STATED EXERCISE>
All of the material below is to be returned exactly.
-- START RECORDS FOR THIS TASK --
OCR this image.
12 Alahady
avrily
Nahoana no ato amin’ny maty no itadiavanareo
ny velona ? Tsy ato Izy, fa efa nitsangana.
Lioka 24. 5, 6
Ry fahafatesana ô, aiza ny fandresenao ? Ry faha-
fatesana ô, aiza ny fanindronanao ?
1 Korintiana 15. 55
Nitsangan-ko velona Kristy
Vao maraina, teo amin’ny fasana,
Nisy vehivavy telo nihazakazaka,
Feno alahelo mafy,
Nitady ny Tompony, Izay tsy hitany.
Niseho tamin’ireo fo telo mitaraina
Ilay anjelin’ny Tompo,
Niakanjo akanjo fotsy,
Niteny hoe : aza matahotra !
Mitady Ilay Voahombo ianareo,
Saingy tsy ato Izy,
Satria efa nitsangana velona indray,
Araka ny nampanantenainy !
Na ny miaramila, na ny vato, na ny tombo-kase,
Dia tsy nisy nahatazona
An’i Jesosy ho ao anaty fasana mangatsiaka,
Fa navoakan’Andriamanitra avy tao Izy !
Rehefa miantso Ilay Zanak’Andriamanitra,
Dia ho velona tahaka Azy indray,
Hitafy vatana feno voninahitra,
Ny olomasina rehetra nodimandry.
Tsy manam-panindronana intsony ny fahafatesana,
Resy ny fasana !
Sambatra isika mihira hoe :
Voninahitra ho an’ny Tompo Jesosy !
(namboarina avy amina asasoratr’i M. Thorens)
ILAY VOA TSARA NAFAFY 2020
-- END RECORDS FOR THIS TASK --
WORKED SOLUTION>
OCR this image.
12 Alahady
avrily
Nahoana no ato amin’ny maty no itadiavanareo
ny velona ? Tsy ato Izy, fa efa nitsangana.
Lioka 24. 5, 6
Ry fahafatesana ô, aiza ny fandresenao ? Ry faha-
fatesana ô, aiza ny fanindronanao ?
1 Korintiana 15. 55
Nitsangan-ko velona Kristy
Vao maraina, teo amin’ny fasana,
Nisy vehivavy telo nihazakazaka,
Feno alahelo mafy,
Nitady ny Tompony, Izay tsy hitany.
Niseho tamin’ireo fo telo mitaraina
Ilay anjelin’ny Tompo,
Niakanjo akanjo fotsy,
Niteny hoe : aza matahotra !
Mitady Ilay Voahombo ianareo,
Saingy tsy ato Izy,
Satria efa nitsangana velona indray,
Araka ny nampanantenainy !
Na ny miaramila, na ny vato, na ny tombo-kase,
Dia tsy nisy nahatazona
An’i Jesosy ho ao anaty fasana mangatsiaka,
Fa navoakan’Andriamanitra avy tao Izy !
Rehefa miantso Ilay Zanak’Andriamanitra,
Dia ho velona tahaka Azy indray,
Hitafy vatana feno voninahitra,
Ny olomasina rehetra nodimandry.
Tsy manam-panindronana intsony ny fahafatesana,
Resy ny fasana !
Sambatra isika mihira hoe :
Voninahitra ho an’ny Tompo Jesosy !
(namboarina avy amina asasoratr’i M. Thorens)
ILAY VOA TSARA NAFAFY 2020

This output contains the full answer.